Task details:
Wherever the string "criteria" shows up in the records below, return that line.
* * * * * * * * *
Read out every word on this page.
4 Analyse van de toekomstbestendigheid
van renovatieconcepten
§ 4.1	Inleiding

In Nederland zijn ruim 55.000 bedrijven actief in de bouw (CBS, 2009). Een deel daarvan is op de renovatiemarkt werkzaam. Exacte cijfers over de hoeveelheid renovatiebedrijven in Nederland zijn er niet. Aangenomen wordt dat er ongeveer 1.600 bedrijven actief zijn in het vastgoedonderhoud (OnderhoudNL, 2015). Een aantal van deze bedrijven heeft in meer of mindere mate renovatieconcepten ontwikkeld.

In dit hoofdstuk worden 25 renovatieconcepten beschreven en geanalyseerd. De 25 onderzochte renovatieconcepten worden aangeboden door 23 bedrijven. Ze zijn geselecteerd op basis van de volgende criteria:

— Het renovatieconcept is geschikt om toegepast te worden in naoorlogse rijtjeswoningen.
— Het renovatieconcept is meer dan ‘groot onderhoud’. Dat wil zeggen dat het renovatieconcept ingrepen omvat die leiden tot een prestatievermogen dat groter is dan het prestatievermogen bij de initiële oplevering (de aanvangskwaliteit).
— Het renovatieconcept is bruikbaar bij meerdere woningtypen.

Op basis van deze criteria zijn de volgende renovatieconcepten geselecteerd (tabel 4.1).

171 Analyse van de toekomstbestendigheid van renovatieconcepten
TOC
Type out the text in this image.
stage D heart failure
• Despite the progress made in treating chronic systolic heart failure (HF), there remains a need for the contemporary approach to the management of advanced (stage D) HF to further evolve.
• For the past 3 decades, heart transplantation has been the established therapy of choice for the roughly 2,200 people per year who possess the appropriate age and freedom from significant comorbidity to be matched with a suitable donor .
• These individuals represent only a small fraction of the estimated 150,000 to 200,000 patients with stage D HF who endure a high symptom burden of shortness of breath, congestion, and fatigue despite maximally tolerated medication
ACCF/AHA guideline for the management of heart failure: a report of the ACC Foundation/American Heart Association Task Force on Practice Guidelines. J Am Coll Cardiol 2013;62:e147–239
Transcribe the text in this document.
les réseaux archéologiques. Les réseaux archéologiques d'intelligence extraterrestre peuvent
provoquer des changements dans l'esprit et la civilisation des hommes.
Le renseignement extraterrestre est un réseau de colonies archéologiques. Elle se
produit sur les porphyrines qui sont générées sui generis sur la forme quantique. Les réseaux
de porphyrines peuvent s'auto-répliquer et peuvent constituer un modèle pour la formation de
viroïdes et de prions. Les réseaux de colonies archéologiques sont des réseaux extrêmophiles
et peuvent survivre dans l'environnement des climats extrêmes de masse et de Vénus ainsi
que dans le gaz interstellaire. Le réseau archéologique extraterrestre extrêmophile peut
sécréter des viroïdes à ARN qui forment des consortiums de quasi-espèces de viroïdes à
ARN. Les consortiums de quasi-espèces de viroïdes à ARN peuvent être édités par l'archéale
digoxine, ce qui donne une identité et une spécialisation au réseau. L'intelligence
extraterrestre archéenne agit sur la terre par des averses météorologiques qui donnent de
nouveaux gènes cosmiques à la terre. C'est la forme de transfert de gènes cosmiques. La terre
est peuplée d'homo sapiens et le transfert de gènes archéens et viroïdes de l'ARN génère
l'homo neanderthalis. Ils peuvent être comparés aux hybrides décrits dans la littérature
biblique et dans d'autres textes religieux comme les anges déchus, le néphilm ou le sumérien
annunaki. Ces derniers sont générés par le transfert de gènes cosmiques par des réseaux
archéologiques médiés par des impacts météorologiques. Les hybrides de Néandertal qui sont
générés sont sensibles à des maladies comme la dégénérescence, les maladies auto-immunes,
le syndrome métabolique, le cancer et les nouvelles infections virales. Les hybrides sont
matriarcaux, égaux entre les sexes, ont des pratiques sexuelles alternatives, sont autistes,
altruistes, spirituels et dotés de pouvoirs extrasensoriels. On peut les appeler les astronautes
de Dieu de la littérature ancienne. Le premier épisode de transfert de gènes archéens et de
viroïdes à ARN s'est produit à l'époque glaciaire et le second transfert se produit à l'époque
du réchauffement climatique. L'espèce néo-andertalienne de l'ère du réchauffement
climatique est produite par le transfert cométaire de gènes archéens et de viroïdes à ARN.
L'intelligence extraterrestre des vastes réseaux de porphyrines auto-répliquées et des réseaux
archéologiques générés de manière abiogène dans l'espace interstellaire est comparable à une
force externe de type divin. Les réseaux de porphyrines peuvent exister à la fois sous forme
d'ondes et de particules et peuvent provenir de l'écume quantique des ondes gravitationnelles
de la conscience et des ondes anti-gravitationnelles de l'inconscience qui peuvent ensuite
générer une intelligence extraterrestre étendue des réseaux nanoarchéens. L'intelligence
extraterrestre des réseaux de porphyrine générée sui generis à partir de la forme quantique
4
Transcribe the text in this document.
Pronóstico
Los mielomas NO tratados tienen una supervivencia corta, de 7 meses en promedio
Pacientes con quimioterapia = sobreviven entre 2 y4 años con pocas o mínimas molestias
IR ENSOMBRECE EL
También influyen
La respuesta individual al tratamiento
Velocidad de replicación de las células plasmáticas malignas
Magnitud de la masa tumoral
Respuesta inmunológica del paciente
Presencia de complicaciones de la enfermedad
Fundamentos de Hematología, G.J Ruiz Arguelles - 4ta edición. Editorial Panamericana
* * * * * * * * *
Response box:
In dit hoofdstuk worden 25 renovatieconcepten beschreven en geanalyseerd. De 25 onderzochte renovatieconcepten worden aangeboden door 23 bedrijven. Ze zijn geselecteerd op basis van de volgende criteria:
Op basis van deze criteria zijn de volgende renovatieconcepten geselecteerd (tabel 4.1).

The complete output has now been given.